### Problems to work on
1 – In the Rose v. Piper case report, reproduce the stretch from "Application by the" through "Rainhalt, for relator." word for word.
2 – Answer these questions from the Rose v. Piper case report:
(a) Which court decided the case?
(b) Who appeared for the respondent?
(c) What share of the state's votes at the last general election must a political party have cast, according to the first point of the syllabus?

### Document extract
State ex rel. Rose v. Piper

Citation69 N.W. 384,50 Neb. 42
PartiesSTATE EX REL. ROSE v. PIPER, SECRETARY OF STATE.
Decision Date16 December 1896
CourtNebraska Supreme Court

OPINION TEXT STARTS HERE

Syllabus by the Court.

1. The secretary of state, in passing upon objections to a certificate of nomination for a public office, is not confined alone to the consideration of objections as to matters of form, but has the power to decide from extrinsic evidence whether the candidate named in such certificate was in fact nominated by a convention called and held in accordance with the precedents and usages of a political party which cast 1 per centum of the votes of the state at the last general election, or by a faction in good faith claiming to represent a party casting such a per centum of the votes of the state.

2. Upon the facts in this case it was held that the secretary of state properly refused to certify to the county clerks the names of certain candidates for office.

Application by the state, on the relation of F. L. Rose, for mandamus against J. A. Piper, secretary of state. Denied.

E. H. Wooley, W. M. Morning, and C. S. Rainhalt, for relator.

John H. Ames, for respondent.

NORVAL, J.

### Supplied information
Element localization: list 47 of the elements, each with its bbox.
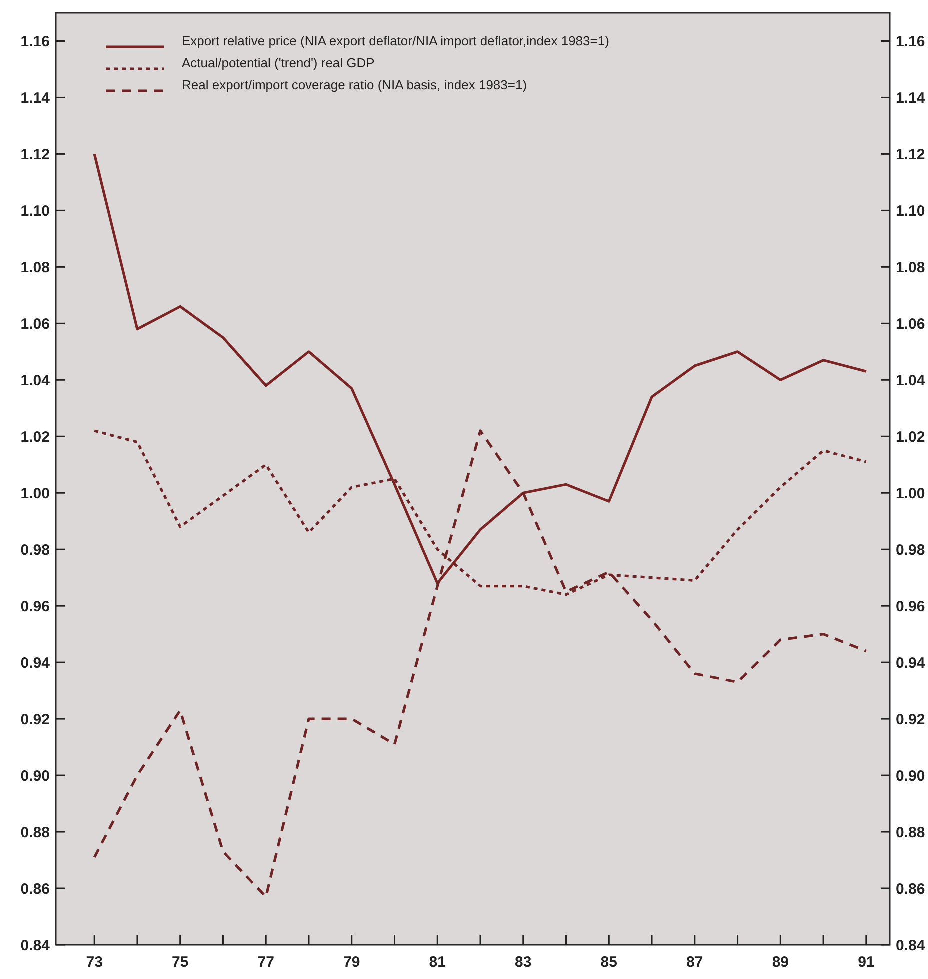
y-tick-label: 0.94 xyxy=(20,654,51,672)
y2-tick-label: 1.06 xyxy=(896,316,926,333)
y2-tick-label: 1.10 xyxy=(896,202,926,220)
y-tick-label: 1.00 xyxy=(20,485,50,502)
y2-tick-label: 1.00 xyxy=(896,485,926,502)
y-tick-label: 1.16 xyxy=(20,33,50,50)
y-tick-label: 0.96 xyxy=(20,598,50,616)
y2-tick-label: 1.12 xyxy=(896,146,926,164)
y-tick-label: 0.98 xyxy=(20,542,50,559)
y2-tick-label: 0.96 xyxy=(896,598,926,616)
y2-tick-label: 1.08 xyxy=(896,259,926,276)
y-tick-label: 1.12 xyxy=(20,146,50,164)
x-tick-label: 89 xyxy=(772,954,789,971)
y2-tick-label: 1.02 xyxy=(896,428,926,446)
y2-tick-label: 0.90 xyxy=(896,768,926,785)
y-tick-label: 0.86 xyxy=(20,880,50,898)
x-tick-label: 91 xyxy=(858,954,875,971)
x-tick-label: 81 xyxy=(429,954,446,971)
y-tick-label: 1.10 xyxy=(20,202,50,220)
y-tick-label: 1.06 xyxy=(20,316,50,333)
legend-label: Real export/import coverage ratio (NIA basis, index 1983=1) xyxy=(182,78,528,93)
x-tick-label: 85 xyxy=(600,954,618,971)
y2-tick-label: 0.88 xyxy=(896,824,926,842)
y-tick-label: 0.92 xyxy=(20,711,50,728)
y-tick-label: 0.88 xyxy=(20,824,50,842)
legend-label: Export relative price (NIA export deflator/NIA import deflator,index 1983=1) xyxy=(182,34,610,49)
x-tick-label: 73 xyxy=(86,954,103,971)
y-tick-label: 1.08 xyxy=(20,259,50,276)
x-tick-label: 87 xyxy=(686,954,704,971)
y2-tick-label: 0.94 xyxy=(896,654,926,672)
y2-tick-label: 0.86 xyxy=(896,880,926,898)
y-tick-label: 1.14 xyxy=(20,90,51,107)
x-tick-label: 83 xyxy=(515,954,532,971)
y-tick-label: 0.90 xyxy=(20,768,50,785)
x-tick-label: 79 xyxy=(344,954,360,971)
legend-label: Actual/potential ('trend') real GDP xyxy=(182,56,375,71)
y2-tick-label: 0.98 xyxy=(896,542,926,559)
y2-tick-label: 1.16 xyxy=(896,33,926,50)
y-tick-label: 1.02 xyxy=(20,428,50,446)
y-tick-label: 1.04 xyxy=(20,372,51,390)
y2-tick-label: 1.04 xyxy=(896,372,926,390)
x-tick-label: 75 xyxy=(172,954,189,971)
y2-tick-label: 0.84 xyxy=(896,937,926,954)
y2-tick-label: 1.14 xyxy=(896,90,926,107)
y-tick-label: 0.84 xyxy=(20,937,51,954)
y2-tick-label: 0.92 xyxy=(896,711,926,728)
x-tick-label: 77 xyxy=(258,954,274,971)
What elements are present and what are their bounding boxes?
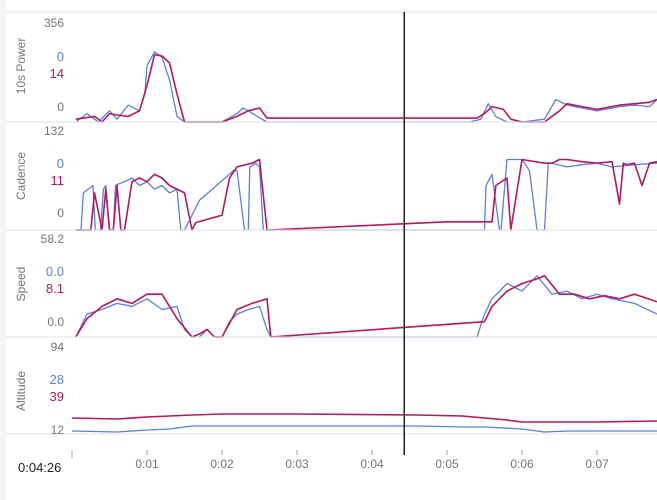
cadence-tick-min: 0 — [57, 206, 64, 220]
speed-cursor-value-b: 8.1 — [46, 281, 64, 296]
x-tick-label: 0:04 — [360, 457, 384, 471]
cadence-tick-max: 132 — [44, 124, 64, 138]
x-tick-label: 0:07 — [585, 457, 609, 471]
speed-series-a-line — [75, 275, 657, 338]
altitude-cursor-value-a: 28 — [50, 372, 64, 387]
10s-power-cursor-value-a: 0 — [57, 49, 64, 64]
cadence-series-a-line — [75, 158, 657, 231]
altitude-cursor-value-b: 39 — [50, 389, 64, 404]
left-gutter — [0, 0, 6, 500]
altitude-tick-max: 94 — [51, 340, 65, 354]
10s-power-cursor-value-b: 14 — [50, 66, 64, 81]
10s-power-series-a-line — [75, 51, 657, 123]
speed-tick-min: 0.0 — [47, 315, 64, 329]
cursor-time-readout: 0:04:26 — [18, 460, 61, 475]
10s-power-tick-max: 356 — [44, 16, 64, 30]
altitude-axis-title: Altitude — [14, 371, 28, 411]
10s-power-series-b-line — [75, 53, 657, 123]
x-tick-label: 0:05 — [435, 457, 459, 471]
cadence-cursor-value-a: 0 — [57, 156, 64, 171]
cadence-cursor-value-b: 11 — [51, 173, 65, 188]
speed-cursor-value-a: 0.0 — [46, 264, 64, 279]
cadence-axis-title: Cadence — [14, 152, 28, 200]
altitude-series-b-line — [71, 413, 657, 423]
x-tick-label: 0:01 — [135, 457, 159, 471]
x-tick-label: 0:06 — [510, 457, 534, 471]
speed-tick-max: 58.2 — [41, 232, 65, 246]
10s-power-tick-min: 0 — [57, 100, 64, 114]
10s-power-axis-title: 10s Power — [14, 38, 28, 95]
x-tick-label: 0:03 — [285, 457, 309, 471]
speed-series-b-line — [75, 274, 657, 338]
altitude-tick-min: 12 — [51, 423, 65, 437]
x-tick-label: 0:02 — [210, 457, 234, 471]
cadence-series-b-line — [75, 158, 657, 231]
speed-axis-title: Speed — [14, 267, 28, 302]
altitude-series-a-line — [71, 425, 657, 433]
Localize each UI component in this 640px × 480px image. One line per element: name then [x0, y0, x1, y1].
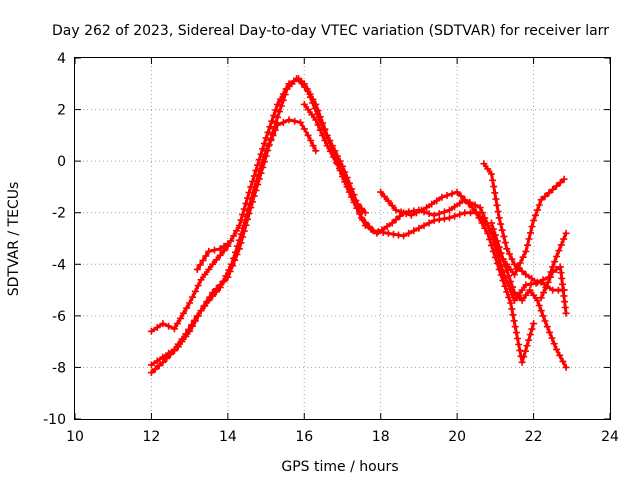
series-track-4 — [193, 240, 232, 273]
x-tick-label: 16 — [295, 429, 313, 445]
y-tick-label: -4 — [52, 257, 66, 273]
series-line — [302, 102, 367, 215]
series-layer — [147, 75, 570, 377]
series-line — [379, 177, 566, 277]
y-tick-label: -8 — [52, 360, 66, 376]
y-tick-label: 0 — [57, 154, 66, 170]
series-markers — [147, 116, 320, 369]
series-markers — [537, 263, 570, 317]
x-tick-label: 18 — [372, 429, 390, 445]
series-markers — [300, 100, 369, 217]
x-tick-label: 22 — [525, 429, 543, 445]
series-track-7 — [480, 160, 570, 286]
series-track-5 — [300, 100, 369, 217]
series-track-6 — [377, 175, 568, 279]
x-tick-label: 10 — [66, 429, 84, 445]
x-axis-label: GPS time / hours — [281, 459, 398, 475]
series-track-1 — [147, 75, 538, 377]
plot-frame — [74, 57, 611, 420]
series-markers — [193, 240, 232, 273]
series-markers — [488, 219, 570, 371]
series-track-8 — [488, 219, 570, 371]
x-tick-label: 24 — [601, 429, 619, 445]
y-tick-label: 2 — [57, 103, 66, 119]
series-markers — [377, 175, 568, 279]
x-tick-label: 12 — [143, 429, 161, 445]
y-tick-label: 4 — [57, 51, 66, 67]
series-markers — [147, 75, 538, 377]
series-track-2 — [147, 116, 320, 369]
chart-title: Day 262 of 2023, Sidereal Day-to-day VTE… — [52, 23, 609, 39]
grid-layer — [75, 58, 610, 419]
x-tick-label: 14 — [219, 429, 237, 445]
x-tick-label: 20 — [448, 429, 466, 445]
series-track-9 — [537, 263, 570, 317]
y-tick-label: -6 — [52, 309, 66, 325]
y-tick-label: -2 — [52, 206, 66, 222]
y-axis-label: SDTVAR / TECUs — [6, 182, 22, 297]
series-line — [149, 77, 536, 375]
y-tick-label: -10 — [43, 412, 66, 428]
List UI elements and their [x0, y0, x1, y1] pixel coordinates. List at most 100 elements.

### Outputs by task
1 –
Application by the state, on the relation of F. L. Rose, for mandamus against J. A. Piper, secretary of state. Denied.

E. H. Wooley, W. M. Morning, and C. S. Rainhalt, for relator.

2 –
(a) The Nebraska Supreme Court.
(b) John H. Ames.
(c) 1 per centum.